» **TASK PROMPT**:
Find every line with the string "title" in it, count them, and reply with that count only.
*** DATASET EXCERPTS
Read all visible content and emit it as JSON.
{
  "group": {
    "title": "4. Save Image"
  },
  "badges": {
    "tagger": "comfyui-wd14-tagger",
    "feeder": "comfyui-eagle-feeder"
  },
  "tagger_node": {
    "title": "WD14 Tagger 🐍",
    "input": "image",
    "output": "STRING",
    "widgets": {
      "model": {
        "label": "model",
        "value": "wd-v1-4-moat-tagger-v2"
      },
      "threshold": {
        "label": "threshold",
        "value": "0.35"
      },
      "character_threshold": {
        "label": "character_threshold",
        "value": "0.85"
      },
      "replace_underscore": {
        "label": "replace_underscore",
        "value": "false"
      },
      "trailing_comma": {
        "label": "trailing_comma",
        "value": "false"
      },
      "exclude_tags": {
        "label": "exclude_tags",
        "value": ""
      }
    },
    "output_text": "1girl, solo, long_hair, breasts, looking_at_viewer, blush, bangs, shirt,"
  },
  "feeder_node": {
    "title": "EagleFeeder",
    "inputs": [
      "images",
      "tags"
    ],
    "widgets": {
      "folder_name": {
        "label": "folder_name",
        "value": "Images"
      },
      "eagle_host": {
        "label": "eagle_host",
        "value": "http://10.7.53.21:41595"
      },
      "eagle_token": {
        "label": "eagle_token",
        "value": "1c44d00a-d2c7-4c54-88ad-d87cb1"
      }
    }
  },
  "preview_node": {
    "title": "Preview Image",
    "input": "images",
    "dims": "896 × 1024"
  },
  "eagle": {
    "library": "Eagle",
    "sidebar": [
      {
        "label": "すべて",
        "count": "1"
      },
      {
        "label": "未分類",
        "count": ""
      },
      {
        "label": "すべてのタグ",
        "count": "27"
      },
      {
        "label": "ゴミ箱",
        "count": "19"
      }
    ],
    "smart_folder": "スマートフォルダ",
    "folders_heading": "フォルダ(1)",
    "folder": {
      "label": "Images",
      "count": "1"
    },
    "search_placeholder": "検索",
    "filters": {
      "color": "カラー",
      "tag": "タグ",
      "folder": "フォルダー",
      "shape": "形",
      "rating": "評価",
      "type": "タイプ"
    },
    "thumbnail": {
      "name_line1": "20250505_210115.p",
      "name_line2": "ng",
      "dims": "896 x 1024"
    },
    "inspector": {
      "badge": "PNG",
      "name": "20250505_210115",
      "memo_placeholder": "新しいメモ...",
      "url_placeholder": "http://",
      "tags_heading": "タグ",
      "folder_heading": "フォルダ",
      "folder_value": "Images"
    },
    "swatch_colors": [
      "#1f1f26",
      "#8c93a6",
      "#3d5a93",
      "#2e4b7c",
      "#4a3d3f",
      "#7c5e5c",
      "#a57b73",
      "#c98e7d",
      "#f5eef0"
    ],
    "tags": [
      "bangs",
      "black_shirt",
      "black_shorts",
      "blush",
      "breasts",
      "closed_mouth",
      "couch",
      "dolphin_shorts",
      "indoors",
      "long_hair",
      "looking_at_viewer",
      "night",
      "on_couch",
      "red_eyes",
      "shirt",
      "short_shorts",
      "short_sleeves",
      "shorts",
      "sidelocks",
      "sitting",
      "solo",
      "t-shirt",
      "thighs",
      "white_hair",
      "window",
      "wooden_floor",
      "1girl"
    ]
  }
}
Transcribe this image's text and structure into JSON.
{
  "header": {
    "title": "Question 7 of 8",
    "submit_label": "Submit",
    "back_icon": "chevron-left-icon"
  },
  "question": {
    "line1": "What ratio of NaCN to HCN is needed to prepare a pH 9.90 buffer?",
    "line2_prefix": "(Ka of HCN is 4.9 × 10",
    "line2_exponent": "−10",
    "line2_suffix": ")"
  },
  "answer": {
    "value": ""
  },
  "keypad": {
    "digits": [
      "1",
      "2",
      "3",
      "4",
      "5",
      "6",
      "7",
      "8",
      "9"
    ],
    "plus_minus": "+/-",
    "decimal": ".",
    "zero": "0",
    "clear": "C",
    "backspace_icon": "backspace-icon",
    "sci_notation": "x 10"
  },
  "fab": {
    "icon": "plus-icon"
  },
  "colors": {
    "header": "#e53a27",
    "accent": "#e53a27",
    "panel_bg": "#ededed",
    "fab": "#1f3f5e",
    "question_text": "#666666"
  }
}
******
» **REPLY**:
5